EXERCISE> Collect each line holding the string "Godhavn".

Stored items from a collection
⁂

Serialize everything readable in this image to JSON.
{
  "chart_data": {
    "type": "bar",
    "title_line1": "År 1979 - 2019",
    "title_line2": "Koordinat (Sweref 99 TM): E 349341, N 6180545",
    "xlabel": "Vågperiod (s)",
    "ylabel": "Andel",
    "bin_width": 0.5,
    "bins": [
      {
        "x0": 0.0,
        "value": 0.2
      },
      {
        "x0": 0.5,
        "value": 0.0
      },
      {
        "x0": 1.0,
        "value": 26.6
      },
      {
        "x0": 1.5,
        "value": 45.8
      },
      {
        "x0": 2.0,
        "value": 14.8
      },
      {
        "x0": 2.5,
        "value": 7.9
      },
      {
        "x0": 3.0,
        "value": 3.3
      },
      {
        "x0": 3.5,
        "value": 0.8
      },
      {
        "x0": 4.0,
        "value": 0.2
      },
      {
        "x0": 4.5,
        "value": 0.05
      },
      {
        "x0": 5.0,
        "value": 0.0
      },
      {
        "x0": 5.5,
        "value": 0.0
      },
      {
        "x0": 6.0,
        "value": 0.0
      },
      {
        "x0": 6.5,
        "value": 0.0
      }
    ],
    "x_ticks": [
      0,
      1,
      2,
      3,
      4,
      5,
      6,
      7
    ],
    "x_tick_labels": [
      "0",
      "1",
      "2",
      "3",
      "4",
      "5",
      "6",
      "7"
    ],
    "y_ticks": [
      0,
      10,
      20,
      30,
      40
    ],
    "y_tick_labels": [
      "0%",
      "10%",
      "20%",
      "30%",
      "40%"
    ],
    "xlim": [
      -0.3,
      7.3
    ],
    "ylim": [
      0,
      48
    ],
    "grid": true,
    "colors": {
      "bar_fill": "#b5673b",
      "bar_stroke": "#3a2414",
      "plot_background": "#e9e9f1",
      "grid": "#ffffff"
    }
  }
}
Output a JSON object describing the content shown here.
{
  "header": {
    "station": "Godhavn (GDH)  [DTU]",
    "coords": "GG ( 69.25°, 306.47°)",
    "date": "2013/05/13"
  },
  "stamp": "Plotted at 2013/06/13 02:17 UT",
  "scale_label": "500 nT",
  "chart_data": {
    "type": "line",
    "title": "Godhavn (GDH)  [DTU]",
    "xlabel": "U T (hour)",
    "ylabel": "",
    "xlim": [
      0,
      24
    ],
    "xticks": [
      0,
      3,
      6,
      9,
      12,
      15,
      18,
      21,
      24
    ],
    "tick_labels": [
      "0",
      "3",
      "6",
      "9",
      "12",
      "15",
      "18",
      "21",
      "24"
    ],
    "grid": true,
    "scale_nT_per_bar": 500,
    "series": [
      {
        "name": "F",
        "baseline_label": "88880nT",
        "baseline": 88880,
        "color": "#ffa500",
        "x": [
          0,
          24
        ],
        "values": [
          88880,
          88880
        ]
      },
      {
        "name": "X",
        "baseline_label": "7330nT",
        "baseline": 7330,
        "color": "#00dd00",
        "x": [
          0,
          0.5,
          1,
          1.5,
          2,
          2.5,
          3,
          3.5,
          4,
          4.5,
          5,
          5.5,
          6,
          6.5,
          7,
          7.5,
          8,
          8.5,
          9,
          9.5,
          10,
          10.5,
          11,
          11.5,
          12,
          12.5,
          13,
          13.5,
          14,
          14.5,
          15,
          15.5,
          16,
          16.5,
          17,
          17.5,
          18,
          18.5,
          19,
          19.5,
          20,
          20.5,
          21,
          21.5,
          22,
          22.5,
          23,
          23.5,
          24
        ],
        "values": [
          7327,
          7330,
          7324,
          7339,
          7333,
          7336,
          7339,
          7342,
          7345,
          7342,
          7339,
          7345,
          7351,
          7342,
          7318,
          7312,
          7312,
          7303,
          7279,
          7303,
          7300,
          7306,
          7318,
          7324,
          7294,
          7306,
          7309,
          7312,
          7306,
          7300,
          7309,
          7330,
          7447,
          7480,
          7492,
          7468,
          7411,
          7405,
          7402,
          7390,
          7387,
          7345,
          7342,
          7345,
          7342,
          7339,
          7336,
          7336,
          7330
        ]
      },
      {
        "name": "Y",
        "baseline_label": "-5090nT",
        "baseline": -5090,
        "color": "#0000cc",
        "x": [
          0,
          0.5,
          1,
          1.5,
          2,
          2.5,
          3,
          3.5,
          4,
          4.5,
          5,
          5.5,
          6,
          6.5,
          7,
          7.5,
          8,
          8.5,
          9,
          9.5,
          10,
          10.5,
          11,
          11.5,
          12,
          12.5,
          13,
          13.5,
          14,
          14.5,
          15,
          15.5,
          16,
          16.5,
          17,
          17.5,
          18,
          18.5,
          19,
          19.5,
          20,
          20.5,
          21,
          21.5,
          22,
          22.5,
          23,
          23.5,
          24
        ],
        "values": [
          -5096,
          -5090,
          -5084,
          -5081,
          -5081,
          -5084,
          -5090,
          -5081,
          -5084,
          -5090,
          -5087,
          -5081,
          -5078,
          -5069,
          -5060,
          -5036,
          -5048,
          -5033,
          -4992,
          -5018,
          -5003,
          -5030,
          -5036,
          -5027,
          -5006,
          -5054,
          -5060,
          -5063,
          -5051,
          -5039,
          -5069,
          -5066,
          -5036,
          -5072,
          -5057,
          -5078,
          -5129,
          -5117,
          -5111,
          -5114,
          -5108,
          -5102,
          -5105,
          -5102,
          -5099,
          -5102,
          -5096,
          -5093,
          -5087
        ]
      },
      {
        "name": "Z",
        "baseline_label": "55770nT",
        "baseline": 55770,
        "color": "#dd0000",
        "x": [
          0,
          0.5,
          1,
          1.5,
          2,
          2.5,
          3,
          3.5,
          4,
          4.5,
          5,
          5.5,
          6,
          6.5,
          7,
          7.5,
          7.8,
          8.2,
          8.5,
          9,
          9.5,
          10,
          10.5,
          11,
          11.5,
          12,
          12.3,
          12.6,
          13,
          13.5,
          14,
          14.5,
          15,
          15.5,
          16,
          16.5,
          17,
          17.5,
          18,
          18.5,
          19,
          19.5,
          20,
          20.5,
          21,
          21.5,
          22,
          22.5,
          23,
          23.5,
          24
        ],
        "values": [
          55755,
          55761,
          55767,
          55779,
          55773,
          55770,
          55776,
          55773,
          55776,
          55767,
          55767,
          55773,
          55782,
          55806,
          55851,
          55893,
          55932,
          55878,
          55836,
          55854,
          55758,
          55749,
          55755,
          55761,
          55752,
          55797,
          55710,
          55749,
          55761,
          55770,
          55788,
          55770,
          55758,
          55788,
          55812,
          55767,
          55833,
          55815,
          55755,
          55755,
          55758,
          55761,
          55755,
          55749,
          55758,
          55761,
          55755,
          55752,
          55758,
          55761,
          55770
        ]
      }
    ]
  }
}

⁂

ANSWER TO THIS EXERCISE>
    "station": "Godhavn (GDH)  [DTU]",
    "title": "Godhavn (GDH)  [DTU]",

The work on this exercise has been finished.